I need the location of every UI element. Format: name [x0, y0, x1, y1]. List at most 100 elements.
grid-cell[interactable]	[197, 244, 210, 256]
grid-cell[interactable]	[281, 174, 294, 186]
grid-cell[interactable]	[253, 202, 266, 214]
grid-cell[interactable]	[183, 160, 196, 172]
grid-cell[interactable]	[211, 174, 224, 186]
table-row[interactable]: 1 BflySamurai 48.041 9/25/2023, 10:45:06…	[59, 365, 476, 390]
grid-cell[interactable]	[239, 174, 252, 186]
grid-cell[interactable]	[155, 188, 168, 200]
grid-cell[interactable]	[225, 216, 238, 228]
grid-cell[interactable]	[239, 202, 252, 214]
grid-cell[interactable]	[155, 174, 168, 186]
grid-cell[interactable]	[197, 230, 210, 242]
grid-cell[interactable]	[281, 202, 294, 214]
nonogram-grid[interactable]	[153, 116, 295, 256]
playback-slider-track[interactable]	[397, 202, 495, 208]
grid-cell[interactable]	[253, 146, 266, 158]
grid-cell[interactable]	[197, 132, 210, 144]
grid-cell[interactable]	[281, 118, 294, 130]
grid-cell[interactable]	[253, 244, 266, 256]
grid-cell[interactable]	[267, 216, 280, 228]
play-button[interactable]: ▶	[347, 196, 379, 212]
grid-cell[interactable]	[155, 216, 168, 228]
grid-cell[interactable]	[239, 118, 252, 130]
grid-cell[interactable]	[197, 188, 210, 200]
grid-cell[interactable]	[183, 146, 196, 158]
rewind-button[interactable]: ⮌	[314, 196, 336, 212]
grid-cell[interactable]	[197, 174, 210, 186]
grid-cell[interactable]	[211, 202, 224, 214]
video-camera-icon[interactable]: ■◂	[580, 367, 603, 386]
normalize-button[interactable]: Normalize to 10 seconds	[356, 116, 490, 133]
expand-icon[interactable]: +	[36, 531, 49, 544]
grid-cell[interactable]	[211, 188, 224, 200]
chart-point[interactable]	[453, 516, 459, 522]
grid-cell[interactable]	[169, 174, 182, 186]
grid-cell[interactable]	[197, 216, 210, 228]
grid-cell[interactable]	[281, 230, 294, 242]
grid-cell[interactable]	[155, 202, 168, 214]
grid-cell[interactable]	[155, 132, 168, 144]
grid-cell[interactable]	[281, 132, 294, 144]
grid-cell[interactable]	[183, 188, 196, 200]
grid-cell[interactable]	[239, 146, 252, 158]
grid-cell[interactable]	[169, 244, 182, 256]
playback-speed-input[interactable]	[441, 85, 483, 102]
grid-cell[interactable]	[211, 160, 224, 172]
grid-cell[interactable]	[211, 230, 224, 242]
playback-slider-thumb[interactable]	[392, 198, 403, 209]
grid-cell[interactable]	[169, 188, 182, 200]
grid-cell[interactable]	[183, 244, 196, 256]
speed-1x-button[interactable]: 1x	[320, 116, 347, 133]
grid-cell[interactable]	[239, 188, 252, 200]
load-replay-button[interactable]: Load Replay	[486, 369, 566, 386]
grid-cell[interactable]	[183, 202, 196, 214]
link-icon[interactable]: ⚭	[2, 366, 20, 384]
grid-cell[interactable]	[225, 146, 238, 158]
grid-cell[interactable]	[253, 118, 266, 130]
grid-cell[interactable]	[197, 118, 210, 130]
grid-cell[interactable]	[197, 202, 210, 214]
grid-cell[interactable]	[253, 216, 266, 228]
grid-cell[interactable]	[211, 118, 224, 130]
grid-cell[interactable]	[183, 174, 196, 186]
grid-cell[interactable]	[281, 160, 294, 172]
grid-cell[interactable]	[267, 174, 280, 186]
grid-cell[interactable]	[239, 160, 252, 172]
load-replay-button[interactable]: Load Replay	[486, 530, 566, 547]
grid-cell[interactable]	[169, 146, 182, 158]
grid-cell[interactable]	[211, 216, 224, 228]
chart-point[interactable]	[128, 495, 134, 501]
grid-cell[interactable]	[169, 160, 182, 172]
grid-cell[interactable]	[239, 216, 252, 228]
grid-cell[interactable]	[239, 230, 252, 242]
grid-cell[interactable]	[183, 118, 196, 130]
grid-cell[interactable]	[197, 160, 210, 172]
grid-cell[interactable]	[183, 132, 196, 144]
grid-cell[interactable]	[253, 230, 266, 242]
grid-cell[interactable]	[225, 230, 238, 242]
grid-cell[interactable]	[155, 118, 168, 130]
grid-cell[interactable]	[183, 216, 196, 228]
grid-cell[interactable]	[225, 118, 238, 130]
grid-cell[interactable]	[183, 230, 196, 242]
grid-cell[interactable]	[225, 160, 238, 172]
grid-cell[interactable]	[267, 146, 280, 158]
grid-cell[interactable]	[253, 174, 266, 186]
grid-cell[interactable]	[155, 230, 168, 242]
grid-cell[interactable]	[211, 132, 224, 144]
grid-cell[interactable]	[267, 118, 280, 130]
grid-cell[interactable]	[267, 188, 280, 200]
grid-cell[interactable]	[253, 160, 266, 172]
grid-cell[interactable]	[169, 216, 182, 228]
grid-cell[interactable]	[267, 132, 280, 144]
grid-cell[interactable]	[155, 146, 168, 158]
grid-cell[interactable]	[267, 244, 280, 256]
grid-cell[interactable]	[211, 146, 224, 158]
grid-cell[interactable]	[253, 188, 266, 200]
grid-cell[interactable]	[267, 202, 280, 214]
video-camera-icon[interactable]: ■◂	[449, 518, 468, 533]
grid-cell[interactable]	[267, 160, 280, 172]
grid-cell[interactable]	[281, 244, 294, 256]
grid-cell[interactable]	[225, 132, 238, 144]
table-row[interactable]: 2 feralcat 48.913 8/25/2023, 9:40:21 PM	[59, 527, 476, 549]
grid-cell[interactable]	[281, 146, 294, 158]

→ **İstenen görev**
Yukarıdaki kayıtların tüm satırlarını hiçbir değişiklik yapmadan yeniden yazın.

→ **Tamamlanan görev**
I need the location of every UI element. Format: name [x0, y0, x1, y1]. List at most 100 elements.
grid-cell[interactable]	[197, 244, 210, 256]
grid-cell[interactable]	[281, 174, 294, 186]
grid-cell[interactable]	[253, 202, 266, 214]
grid-cell[interactable]	[183, 160, 196, 172]
grid-cell[interactable]	[211, 174, 224, 186]
table-row[interactable]: 1 BflySamurai 48.041 9/25/2023, 10:45:06…	[59, 365, 476, 390]
grid-cell[interactable]	[239, 174, 252, 186]
grid-cell[interactable]	[155, 188, 168, 200]
grid-cell[interactable]	[225, 216, 238, 228]
grid-cell[interactable]	[239, 202, 252, 214]
grid-cell[interactable]	[155, 174, 168, 186]
grid-cell[interactable]	[197, 230, 210, 242]
grid-cell[interactable]	[281, 202, 294, 214]
nonogram-grid[interactable]	[153, 116, 295, 256]
playback-slider-track[interactable]	[397, 202, 495, 208]
grid-cell[interactable]	[253, 146, 266, 158]
grid-cell[interactable]	[197, 132, 210, 144]
grid-cell[interactable]	[281, 118, 294, 130]
grid-cell[interactable]	[253, 244, 266, 256]
grid-cell[interactable]	[267, 216, 280, 228]
play-button[interactable]: ▶	[347, 196, 379, 212]
grid-cell[interactable]	[155, 216, 168, 228]
grid-cell[interactable]	[239, 118, 252, 130]
grid-cell[interactable]	[197, 188, 210, 200]
grid-cell[interactable]	[183, 146, 196, 158]
rewind-button[interactable]: ⮌	[314, 196, 336, 212]
grid-cell[interactable]	[197, 174, 210, 186]
grid-cell[interactable]	[211, 202, 224, 214]
video-camera-icon[interactable]: ■◂	[580, 367, 603, 386]
normalize-button[interactable]: Normalize to 10 seconds	[356, 116, 490, 133]
expand-icon[interactable]: +	[36, 531, 49, 544]
grid-cell[interactable]	[211, 188, 224, 200]
chart-point[interactable]	[453, 516, 459, 522]
grid-cell[interactable]	[169, 174, 182, 186]
grid-cell[interactable]	[197, 216, 210, 228]
grid-cell[interactable]	[281, 230, 294, 242]
grid-cell[interactable]	[155, 202, 168, 214]
grid-cell[interactable]	[155, 132, 168, 144]
grid-cell[interactable]	[281, 132, 294, 144]
grid-cell[interactable]	[183, 188, 196, 200]
grid-cell[interactable]	[239, 146, 252, 158]
grid-cell[interactable]	[169, 244, 182, 256]
playback-speed-input[interactable]	[441, 85, 483, 102]
grid-cell[interactable]	[211, 160, 224, 172]
grid-cell[interactable]	[211, 230, 224, 242]
playback-slider-thumb[interactable]	[392, 198, 403, 209]
grid-cell[interactable]	[169, 188, 182, 200]
grid-cell[interactable]	[183, 244, 196, 256]
speed-1x-button[interactable]: 1x	[320, 116, 347, 133]
grid-cell[interactable]	[239, 188, 252, 200]
load-replay-button[interactable]: Load Replay	[486, 369, 566, 386]
grid-cell[interactable]	[183, 202, 196, 214]
link-icon[interactable]: ⚭	[2, 366, 20, 384]
grid-cell[interactable]	[225, 146, 238, 158]
grid-cell[interactable]	[253, 118, 266, 130]
grid-cell[interactable]	[197, 118, 210, 130]
grid-cell[interactable]	[197, 202, 210, 214]
grid-cell[interactable]	[253, 216, 266, 228]
grid-cell[interactable]	[211, 118, 224, 130]
grid-cell[interactable]	[183, 174, 196, 186]
grid-cell[interactable]	[281, 160, 294, 172]
grid-cell[interactable]	[267, 174, 280, 186]
grid-cell[interactable]	[239, 160, 252, 172]
load-replay-button[interactable]: Load Replay	[486, 530, 566, 547]
grid-cell[interactable]	[169, 146, 182, 158]
grid-cell[interactable]	[211, 216, 224, 228]
chart-point[interactable]	[128, 495, 134, 501]
grid-cell[interactable]	[169, 160, 182, 172]
grid-cell[interactable]	[239, 216, 252, 228]
grid-cell[interactable]	[239, 230, 252, 242]
grid-cell[interactable]	[183, 118, 196, 130]
grid-cell[interactable]	[197, 160, 210, 172]
grid-cell[interactable]	[183, 132, 196, 144]
grid-cell[interactable]	[253, 230, 266, 242]
grid-cell[interactable]	[225, 230, 238, 242]
grid-cell[interactable]	[155, 118, 168, 130]
grid-cell[interactable]	[183, 216, 196, 228]
grid-cell[interactable]	[225, 118, 238, 130]
grid-cell[interactable]	[183, 230, 196, 242]
grid-cell[interactable]	[225, 160, 238, 172]
grid-cell[interactable]	[267, 146, 280, 158]
grid-cell[interactable]	[253, 174, 266, 186]
grid-cell[interactable]	[155, 230, 168, 242]
grid-cell[interactable]	[211, 132, 224, 144]
grid-cell[interactable]	[267, 118, 280, 130]
grid-cell[interactable]	[267, 188, 280, 200]
grid-cell[interactable]	[253, 160, 266, 172]
grid-cell[interactable]	[169, 216, 182, 228]
grid-cell[interactable]	[267, 132, 280, 144]
grid-cell[interactable]	[155, 146, 168, 158]
grid-cell[interactable]	[267, 244, 280, 256]
grid-cell[interactable]	[211, 146, 224, 158]
grid-cell[interactable]	[253, 188, 266, 200]
grid-cell[interactable]	[267, 202, 280, 214]
video-camera-icon[interactable]: ■◂	[449, 518, 468, 533]
grid-cell[interactable]	[267, 160, 280, 172]
grid-cell[interactable]	[281, 244, 294, 256]
grid-cell[interactable]	[225, 132, 238, 144]
table-row[interactable]: 2 feralcat 48.913 8/25/2023, 9:40:21 PM	[59, 527, 476, 549]
grid-cell[interactable]	[281, 146, 294, 158]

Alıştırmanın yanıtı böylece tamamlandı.